> The exercise
Gather all lines in the entries that include the word "неделя".

======== Data entries ========

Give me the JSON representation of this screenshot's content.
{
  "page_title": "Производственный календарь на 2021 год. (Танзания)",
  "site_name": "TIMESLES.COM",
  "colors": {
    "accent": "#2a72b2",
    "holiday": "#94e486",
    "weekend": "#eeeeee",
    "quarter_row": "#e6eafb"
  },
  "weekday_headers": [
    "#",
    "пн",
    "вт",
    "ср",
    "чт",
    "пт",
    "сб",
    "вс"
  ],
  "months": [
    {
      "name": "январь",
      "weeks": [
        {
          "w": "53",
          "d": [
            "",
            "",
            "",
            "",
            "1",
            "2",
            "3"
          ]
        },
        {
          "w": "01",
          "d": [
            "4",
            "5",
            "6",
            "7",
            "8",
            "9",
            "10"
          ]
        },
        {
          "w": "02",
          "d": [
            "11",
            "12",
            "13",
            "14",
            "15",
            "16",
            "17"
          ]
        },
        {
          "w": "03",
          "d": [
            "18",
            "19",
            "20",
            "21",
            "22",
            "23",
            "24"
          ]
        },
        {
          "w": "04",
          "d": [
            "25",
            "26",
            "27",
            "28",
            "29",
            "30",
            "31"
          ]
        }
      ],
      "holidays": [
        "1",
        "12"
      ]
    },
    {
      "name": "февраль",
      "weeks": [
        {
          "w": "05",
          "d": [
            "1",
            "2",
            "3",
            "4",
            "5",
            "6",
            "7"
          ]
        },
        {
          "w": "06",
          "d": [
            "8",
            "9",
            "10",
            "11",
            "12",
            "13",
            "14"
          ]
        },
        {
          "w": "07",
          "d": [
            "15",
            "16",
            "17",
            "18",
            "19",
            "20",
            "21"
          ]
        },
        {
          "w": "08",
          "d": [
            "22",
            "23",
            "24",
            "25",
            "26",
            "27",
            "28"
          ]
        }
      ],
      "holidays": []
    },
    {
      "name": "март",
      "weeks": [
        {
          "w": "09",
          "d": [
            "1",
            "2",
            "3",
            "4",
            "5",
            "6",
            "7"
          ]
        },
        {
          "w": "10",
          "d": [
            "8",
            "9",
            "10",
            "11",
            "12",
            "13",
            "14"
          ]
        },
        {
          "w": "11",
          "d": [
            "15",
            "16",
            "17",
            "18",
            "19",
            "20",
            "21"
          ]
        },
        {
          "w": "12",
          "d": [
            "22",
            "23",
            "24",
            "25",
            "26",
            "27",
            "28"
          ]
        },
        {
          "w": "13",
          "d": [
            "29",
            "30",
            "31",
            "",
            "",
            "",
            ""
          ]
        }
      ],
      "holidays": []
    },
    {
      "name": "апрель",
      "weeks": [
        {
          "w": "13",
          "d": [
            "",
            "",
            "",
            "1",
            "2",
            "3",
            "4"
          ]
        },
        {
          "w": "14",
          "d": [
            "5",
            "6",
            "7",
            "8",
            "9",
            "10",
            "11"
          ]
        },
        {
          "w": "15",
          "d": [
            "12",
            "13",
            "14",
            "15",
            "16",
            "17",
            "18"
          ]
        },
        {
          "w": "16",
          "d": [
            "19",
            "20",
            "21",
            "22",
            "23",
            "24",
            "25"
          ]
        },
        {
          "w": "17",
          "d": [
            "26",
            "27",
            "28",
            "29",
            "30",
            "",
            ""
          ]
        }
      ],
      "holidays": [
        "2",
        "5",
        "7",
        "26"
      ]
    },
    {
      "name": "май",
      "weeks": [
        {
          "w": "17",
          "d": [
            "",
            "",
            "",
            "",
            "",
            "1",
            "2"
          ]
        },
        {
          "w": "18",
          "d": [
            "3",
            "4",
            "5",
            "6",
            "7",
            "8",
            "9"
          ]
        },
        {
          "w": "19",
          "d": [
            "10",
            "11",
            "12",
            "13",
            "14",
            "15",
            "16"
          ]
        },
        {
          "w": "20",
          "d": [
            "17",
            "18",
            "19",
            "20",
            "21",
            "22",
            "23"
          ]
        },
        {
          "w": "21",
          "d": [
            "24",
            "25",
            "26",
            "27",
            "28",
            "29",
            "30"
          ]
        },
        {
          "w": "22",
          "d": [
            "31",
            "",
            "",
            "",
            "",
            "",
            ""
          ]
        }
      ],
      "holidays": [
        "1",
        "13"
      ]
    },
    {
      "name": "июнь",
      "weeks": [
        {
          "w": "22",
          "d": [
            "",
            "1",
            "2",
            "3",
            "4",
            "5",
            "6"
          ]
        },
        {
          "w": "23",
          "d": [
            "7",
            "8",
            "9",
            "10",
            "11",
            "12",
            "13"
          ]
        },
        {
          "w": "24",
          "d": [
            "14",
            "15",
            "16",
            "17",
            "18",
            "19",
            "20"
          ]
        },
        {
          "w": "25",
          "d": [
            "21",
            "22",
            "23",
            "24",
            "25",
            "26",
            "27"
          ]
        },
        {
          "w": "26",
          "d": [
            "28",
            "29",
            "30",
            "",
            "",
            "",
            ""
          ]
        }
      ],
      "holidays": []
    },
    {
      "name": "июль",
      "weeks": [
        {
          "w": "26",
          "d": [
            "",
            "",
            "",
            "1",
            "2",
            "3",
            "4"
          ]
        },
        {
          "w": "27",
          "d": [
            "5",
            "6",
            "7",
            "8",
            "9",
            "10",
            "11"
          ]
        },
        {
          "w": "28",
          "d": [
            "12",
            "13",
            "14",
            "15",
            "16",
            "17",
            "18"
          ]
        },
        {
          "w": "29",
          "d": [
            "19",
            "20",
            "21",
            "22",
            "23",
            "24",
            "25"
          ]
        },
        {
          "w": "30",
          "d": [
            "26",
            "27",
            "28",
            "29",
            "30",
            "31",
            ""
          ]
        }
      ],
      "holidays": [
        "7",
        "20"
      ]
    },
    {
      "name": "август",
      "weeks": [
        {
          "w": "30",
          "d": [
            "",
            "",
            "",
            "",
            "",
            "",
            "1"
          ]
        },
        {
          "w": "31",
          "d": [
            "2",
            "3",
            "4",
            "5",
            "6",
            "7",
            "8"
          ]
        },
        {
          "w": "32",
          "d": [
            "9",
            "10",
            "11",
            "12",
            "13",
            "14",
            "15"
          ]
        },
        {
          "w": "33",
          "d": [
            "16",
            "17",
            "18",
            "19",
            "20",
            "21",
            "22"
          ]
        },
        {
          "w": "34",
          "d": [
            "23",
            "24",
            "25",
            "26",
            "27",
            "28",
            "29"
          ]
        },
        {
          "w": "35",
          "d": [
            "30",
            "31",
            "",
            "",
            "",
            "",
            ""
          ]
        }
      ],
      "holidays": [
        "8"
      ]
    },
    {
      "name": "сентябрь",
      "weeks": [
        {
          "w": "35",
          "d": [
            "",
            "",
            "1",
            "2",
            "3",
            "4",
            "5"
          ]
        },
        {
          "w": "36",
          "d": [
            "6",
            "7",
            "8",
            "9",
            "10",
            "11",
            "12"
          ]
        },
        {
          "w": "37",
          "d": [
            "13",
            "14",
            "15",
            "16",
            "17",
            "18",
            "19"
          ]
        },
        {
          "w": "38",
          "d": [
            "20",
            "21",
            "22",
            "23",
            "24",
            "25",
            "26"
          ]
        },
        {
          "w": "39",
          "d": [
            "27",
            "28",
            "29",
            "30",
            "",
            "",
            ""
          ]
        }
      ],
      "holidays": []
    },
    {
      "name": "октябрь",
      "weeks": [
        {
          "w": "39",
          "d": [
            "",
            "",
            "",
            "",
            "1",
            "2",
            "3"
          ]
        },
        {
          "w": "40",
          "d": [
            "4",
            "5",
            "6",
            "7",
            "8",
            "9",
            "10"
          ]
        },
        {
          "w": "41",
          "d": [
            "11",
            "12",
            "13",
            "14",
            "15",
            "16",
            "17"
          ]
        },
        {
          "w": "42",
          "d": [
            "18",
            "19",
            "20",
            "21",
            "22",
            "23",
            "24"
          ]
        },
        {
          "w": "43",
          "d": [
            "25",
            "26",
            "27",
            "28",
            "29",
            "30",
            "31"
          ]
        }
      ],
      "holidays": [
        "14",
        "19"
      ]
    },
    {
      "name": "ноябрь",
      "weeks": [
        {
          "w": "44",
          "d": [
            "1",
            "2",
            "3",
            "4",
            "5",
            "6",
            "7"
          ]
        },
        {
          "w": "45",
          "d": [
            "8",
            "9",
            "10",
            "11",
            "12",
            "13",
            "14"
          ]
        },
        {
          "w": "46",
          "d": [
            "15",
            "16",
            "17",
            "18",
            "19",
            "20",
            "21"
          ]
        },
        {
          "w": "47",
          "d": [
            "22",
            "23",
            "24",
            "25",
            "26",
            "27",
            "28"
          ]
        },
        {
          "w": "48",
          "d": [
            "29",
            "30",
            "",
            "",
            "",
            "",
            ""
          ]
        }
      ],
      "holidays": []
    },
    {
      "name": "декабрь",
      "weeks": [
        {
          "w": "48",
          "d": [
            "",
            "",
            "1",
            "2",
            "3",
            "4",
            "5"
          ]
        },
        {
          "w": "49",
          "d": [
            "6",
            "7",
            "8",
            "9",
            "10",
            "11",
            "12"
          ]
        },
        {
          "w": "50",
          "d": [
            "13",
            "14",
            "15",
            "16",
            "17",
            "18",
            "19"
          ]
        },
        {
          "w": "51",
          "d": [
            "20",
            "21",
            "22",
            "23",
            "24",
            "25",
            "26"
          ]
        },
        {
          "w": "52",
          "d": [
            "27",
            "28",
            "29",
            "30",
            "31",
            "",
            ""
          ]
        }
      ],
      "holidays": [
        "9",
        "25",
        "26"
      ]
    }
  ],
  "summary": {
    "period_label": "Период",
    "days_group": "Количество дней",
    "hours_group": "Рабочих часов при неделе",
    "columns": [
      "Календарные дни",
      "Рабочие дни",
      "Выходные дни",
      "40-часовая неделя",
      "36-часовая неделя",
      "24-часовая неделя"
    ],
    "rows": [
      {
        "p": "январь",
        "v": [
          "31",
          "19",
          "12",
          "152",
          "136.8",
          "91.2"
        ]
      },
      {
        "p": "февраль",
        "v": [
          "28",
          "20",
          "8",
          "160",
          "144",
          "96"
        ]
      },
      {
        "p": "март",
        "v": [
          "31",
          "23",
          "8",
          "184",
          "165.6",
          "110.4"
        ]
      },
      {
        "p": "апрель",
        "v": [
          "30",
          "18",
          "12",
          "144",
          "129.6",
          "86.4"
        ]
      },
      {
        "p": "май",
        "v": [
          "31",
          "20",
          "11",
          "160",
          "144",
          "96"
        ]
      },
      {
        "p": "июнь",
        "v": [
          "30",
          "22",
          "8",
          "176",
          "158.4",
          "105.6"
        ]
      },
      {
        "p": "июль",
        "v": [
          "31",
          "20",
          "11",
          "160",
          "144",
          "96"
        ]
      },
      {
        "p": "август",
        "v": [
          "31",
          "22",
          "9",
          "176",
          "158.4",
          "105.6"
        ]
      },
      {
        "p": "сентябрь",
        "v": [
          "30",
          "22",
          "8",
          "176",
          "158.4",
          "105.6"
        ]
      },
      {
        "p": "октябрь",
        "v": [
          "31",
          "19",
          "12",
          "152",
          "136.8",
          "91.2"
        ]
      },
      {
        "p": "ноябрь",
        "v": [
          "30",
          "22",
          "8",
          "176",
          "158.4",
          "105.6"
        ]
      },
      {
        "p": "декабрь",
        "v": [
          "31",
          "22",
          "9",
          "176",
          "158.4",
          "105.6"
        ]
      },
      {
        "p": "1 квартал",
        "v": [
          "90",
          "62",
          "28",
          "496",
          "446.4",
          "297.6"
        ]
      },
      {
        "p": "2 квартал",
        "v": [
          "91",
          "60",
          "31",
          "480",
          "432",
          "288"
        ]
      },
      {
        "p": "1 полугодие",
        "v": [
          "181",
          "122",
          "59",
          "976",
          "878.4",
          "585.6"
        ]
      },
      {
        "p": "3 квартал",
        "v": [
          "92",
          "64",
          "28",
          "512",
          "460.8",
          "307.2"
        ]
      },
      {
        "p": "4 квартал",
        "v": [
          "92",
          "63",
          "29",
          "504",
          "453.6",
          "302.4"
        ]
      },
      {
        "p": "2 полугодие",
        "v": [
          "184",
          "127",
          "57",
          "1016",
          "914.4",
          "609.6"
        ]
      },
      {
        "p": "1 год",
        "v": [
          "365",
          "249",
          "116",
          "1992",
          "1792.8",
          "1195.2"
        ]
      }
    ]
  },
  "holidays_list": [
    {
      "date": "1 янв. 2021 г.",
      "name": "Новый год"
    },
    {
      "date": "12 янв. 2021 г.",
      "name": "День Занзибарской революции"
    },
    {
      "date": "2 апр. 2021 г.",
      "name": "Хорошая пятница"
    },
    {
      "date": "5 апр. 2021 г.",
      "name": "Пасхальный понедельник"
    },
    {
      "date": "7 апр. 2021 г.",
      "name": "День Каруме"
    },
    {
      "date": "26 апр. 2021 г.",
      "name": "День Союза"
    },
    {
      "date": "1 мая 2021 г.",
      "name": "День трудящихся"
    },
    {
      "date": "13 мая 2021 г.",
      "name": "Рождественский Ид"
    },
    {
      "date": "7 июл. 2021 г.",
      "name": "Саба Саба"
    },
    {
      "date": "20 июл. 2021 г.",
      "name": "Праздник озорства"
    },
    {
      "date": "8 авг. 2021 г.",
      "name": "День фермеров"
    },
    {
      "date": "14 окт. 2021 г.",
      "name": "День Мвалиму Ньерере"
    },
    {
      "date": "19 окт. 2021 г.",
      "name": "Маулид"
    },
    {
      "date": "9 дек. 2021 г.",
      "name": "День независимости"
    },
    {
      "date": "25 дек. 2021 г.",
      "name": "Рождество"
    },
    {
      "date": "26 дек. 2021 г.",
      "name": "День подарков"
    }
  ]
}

========

> Full response
      "40-часовая неделя",
      "36-часовая неделя",
      "24-часовая неделя"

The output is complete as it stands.